- WRITTEN INSTRUCTION: All lines in the data bearing the string "correntinhas" should be identified and copied.

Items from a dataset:
_ _ _ _ _ _ _

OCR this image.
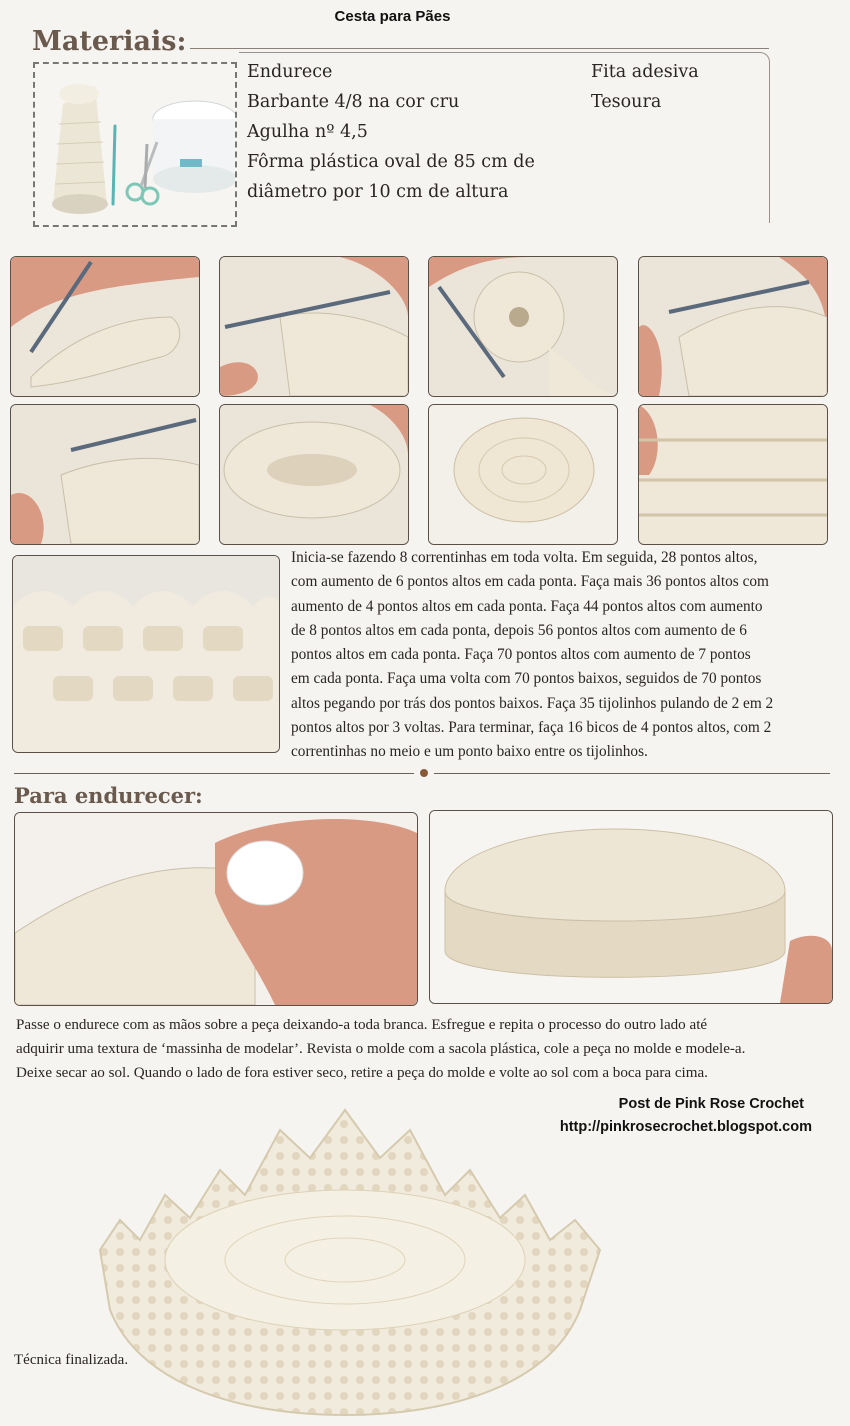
Cesta para Pães
Materiais:
Endurece
Barbante 4/8 na cor cru
Agulha nº 4,5
Fôrma plástica oval de 85 cm de
diâmetro por 10 cm de altura
Fita adesiva
Tesoura
Inicia-se fazendo 8 correntinhas em toda volta. Em seguida, 28 pontos altos,
com aumento de 6 pontos altos em cada ponta. Faça mais 36 pontos altos com
aumento de 4 pontos altos em cada ponta. Faça 44 pontos altos com aumento
de 8 pontos altos em cada ponta, depois 56 pontos altos com aumento de 6
pontos altos em cada ponta. Faça 70 pontos altos com aumento de 7 pontos
em cada ponta. Faça uma volta com 70 pontos baixos, seguidos de 70 pontos
altos pegando por trás dos pontos baixos. Faça 35 tijolinhos pulando de 2 em 2
pontos altos por 3 voltas. Para terminar, faça 16 bicos de 4 pontos altos, com 2
correntinhas no meio e um ponto baixo entre os tijolinhos.
Para endurecer:
Passe o endurece com as mãos sobre a peça deixando-a toda branca. Esfregue e repita o processo do outro lado até
adquirir uma textura de ‘massinha de modelar’. Revista o molde com a sacola plástica, cole a peça no molde e modele-a.
Deixe secar ao sol. Quando o lado de fora estiver seco, retire a peça do molde e volte ao sol com a boca para cima.
Post de Pink Rose Crochet
http://pinkrosecrochet.blogspot.com
Técnica finalizada.
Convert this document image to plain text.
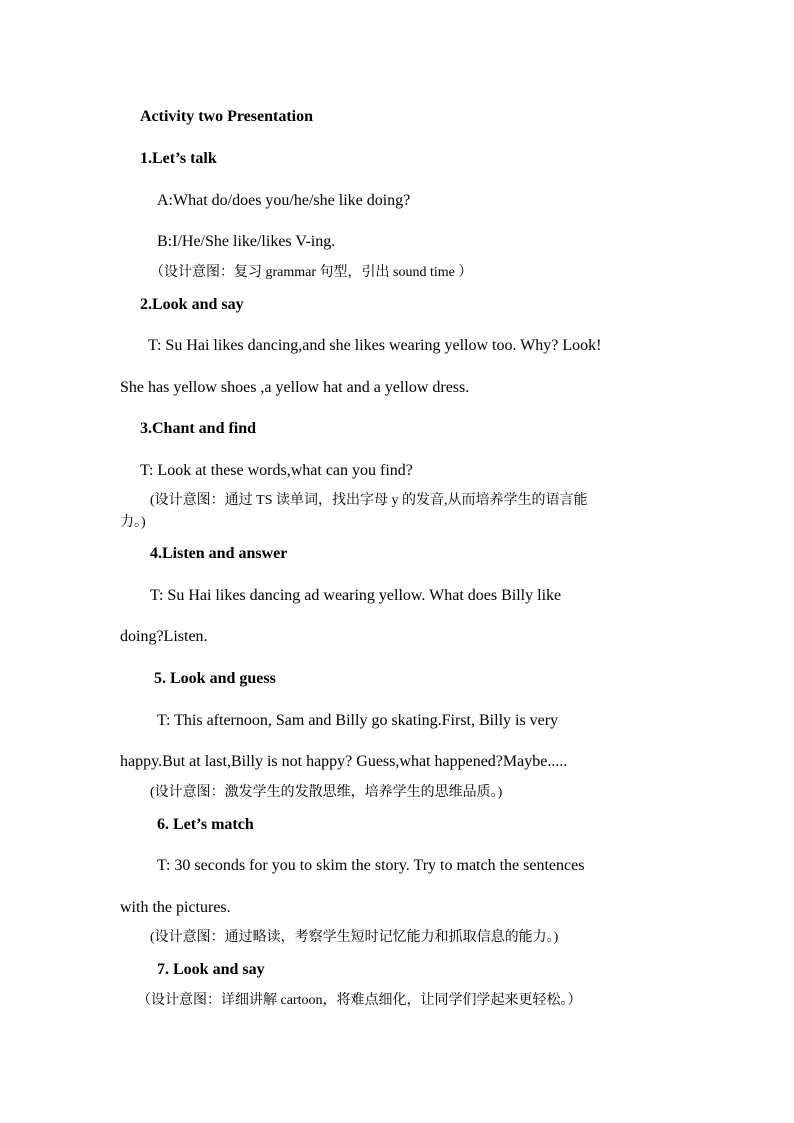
Activity two Presentation
1.Let’s talk
A:What do/does you/he/she like doing?
B:I/He/She like/likes V-ing.
（设计意图：复习 grammar 句型，引出 sound time ）
2.Look and say
T: Su Hai likes dancing,and she likes wearing yellow too. Why? Look!
She has yellow shoes ,a yellow hat and a yellow dress.
3.Chant and find
T: Look at these words,what can you find?
(设计意图：通过 TS 读单词，找出字母 y 的发音,从而培养学生的语言能
力。)
4.Listen and answer
T: Su Hai likes dancing ad wearing yellow. What does Billy like
doing?Listen.
5. Look and guess
T: This afternoon, Sam and Billy go skating.First, Billy is very
happy.But at last,Billy is not happy? Guess,what happened?Maybe.....
(设计意图：激发学生的发散思维，培养学生的思维品质。)
6. Let’s match
T: 30 seconds for you to skim the story. Try to match the sentences
with the pictures.
(设计意图：通过略读，考察学生短时记忆能力和抓取信息的能力。)
7. Look and say
（设计意图：详细讲解 cartoon，将难点细化，让同学们学起来更轻松。）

_ _ _ _ _ _ _

- FULL RESPONSE:
Inicia-se fazendo 8 correntinhas em toda volta. Em seguida, 28 pontos altos,
correntinhas no meio e um ponto baixo entre os tijolinhos.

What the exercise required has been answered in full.